[Written instruction]: Extract every record, keeping each one exactly as it is.

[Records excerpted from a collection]
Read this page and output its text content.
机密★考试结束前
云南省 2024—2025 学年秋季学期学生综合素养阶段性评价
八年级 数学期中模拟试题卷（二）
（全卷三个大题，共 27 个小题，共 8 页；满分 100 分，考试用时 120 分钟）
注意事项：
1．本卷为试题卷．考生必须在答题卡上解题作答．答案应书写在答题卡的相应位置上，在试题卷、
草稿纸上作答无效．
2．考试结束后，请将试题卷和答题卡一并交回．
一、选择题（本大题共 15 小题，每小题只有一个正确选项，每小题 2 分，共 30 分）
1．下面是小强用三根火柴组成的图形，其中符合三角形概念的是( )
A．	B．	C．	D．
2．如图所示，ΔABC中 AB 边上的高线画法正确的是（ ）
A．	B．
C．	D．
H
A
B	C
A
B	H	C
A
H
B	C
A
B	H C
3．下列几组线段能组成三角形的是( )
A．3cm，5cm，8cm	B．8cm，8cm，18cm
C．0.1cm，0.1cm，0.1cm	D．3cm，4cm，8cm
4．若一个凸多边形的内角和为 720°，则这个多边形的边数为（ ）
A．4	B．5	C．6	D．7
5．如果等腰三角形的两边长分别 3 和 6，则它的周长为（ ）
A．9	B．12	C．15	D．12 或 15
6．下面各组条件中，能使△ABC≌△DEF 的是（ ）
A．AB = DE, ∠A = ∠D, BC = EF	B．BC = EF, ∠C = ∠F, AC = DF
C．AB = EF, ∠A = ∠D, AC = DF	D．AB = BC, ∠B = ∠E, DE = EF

[Worked answer]:
Read this page and output its text content.
机密★考试结束前
云南省 2024—2025 学年秋季学期学生综合素养阶段性评价
八年级 数学期中模拟试题卷（二）
（全卷三个大题，共 27 个小题，共 8 页；满分 100 分，考试用时 120 分钟）
注意事项：
1．本卷为试题卷．考生必须在答题卡上解题作答．答案应书写在答题卡的相应位置上，在试题卷、
草稿纸上作答无效．
2．考试结束后，请将试题卷和答题卡一并交回．
一、选择题（本大题共 15 小题，每小题只有一个正确选项，每小题 2 分，共 30 分）
1．下面是小强用三根火柴组成的图形，其中符合三角形概念的是( )
A．	B．	C．	D．
2．如图所示，ΔABC中 AB 边上的高线画法正确的是（ ）
A．	B．
C．	D．
H
A
B	C
A
B	H	C
A
H
B	C
A
B	H C
3．下列几组线段能组成三角形的是( )
A．3cm，5cm，8cm	B．8cm，8cm，18cm
C．0.1cm，0.1cm，0.1cm	D．3cm，4cm，8cm
4．若一个凸多边形的内角和为 720°，则这个多边形的边数为（ ）
A．4	B．5	C．6	D．7
5．如果等腰三角形的两边长分别 3 和 6，则它的周长为（ ）
A．9	B．12	C．15	D．12 或 15
6．下面各组条件中，能使△ABC≌△DEF 的是（ ）
A．AB = DE, ∠A = ∠D, BC = EF	B．BC = EF, ∠C = ∠F, AC = DF
C．AB = EF, ∠A = ∠D, AC = DF	D．AB = BC, ∠B = ∠E, DE = EF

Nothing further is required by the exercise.